◆ **PROBLEM**
Every line in the listing should be set down again verbatim.

◆ **RECORDS PROVIDED**
[Start of Attachment]

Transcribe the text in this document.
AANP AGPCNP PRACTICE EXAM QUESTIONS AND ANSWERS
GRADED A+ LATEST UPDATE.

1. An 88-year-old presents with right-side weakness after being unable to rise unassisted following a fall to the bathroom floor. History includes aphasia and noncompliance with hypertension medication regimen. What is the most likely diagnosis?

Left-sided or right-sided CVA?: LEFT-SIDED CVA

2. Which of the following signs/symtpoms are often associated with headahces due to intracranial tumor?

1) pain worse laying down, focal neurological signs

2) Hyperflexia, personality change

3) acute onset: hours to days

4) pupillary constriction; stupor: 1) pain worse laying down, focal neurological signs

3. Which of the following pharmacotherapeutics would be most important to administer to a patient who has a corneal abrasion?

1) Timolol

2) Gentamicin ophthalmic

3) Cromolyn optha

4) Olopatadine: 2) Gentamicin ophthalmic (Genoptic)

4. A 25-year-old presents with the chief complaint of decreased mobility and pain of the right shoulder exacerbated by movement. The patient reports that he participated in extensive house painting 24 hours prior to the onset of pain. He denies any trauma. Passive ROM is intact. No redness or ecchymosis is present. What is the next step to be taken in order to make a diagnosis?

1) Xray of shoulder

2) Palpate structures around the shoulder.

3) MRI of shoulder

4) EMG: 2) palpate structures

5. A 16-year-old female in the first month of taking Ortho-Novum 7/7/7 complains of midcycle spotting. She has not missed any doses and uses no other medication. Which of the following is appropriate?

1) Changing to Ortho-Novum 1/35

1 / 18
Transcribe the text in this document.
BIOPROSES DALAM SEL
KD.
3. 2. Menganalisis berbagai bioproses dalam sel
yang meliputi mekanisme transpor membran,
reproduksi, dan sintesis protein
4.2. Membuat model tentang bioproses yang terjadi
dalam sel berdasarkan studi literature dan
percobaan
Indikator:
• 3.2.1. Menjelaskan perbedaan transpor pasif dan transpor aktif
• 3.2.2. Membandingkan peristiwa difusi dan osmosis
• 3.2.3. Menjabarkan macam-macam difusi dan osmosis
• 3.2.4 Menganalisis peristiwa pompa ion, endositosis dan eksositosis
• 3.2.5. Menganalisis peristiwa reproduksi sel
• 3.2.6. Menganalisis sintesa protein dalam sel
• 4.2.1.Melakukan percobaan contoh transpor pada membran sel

[End of Attachment]

◆ **WORKED SOLUTION**
Transcribe the text in this document.
AANP AGPCNP PRACTICE EXAM QUESTIONS AND ANSWERS
GRADED A+ LATEST UPDATE.

1. An 88-year-old presents with right-side weakness after being unable to rise unassisted following a fall to the bathroom floor. History includes aphasia and noncompliance with hypertension medication regimen. What is the most likely diagnosis?

Left-sided or right-sided CVA?: LEFT-SIDED CVA

2. Which of the following signs/symtpoms are often associated with headahces due to intracranial tumor?

1) pain worse laying down, focal neurological signs

2) Hyperflexia, personality change

3) acute onset: hours to days

4) pupillary constriction; stupor: 1) pain worse laying down, focal neurological signs

3. Which of the following pharmacotherapeutics would be most important to administer to a patient who has a corneal abrasion?

1) Timolol

2) Gentamicin ophthalmic

3) Cromolyn optha

4) Olopatadine: 2) Gentamicin ophthalmic (Genoptic)

4. A 25-year-old presents with the chief complaint of decreased mobility and pain of the right shoulder exacerbated by movement. The patient reports that he participated in extensive house painting 24 hours prior to the onset of pain. He denies any trauma. Passive ROM is intact. No redness or ecchymosis is present. What is the next step to be taken in order to make a diagnosis?

1) Xray of shoulder

2) Palpate structures around the shoulder.

3) MRI of shoulder

4) EMG: 2) palpate structures

5. A 16-year-old female in the first month of taking Ortho-Novum 7/7/7 complains of midcycle spotting. She has not missed any doses and uses no other medication. Which of the following is appropriate?

1) Changing to Ortho-Novum 1/35

1 / 18
Transcribe the text in this document.
BIOPROSES DALAM SEL
KD.
3. 2. Menganalisis berbagai bioproses dalam sel
yang meliputi mekanisme transpor membran,
reproduksi, dan sintesis protein
4.2. Membuat model tentang bioproses yang terjadi
dalam sel berdasarkan studi literature dan
percobaan
Indikator:
• 3.2.1. Menjelaskan perbedaan transpor pasif dan transpor aktif
• 3.2.2. Membandingkan peristiwa difusi dan osmosis
• 3.2.3. Menjabarkan macam-macam difusi dan osmosis
• 3.2.4 Menganalisis peristiwa pompa ion, endositosis dan eksositosis
• 3.2.5. Menganalisis peristiwa reproduksi sel
• 3.2.6. Menganalisis sintesa protein dalam sel
• 4.2.1.Melakukan percobaan contoh transpor pada membran sel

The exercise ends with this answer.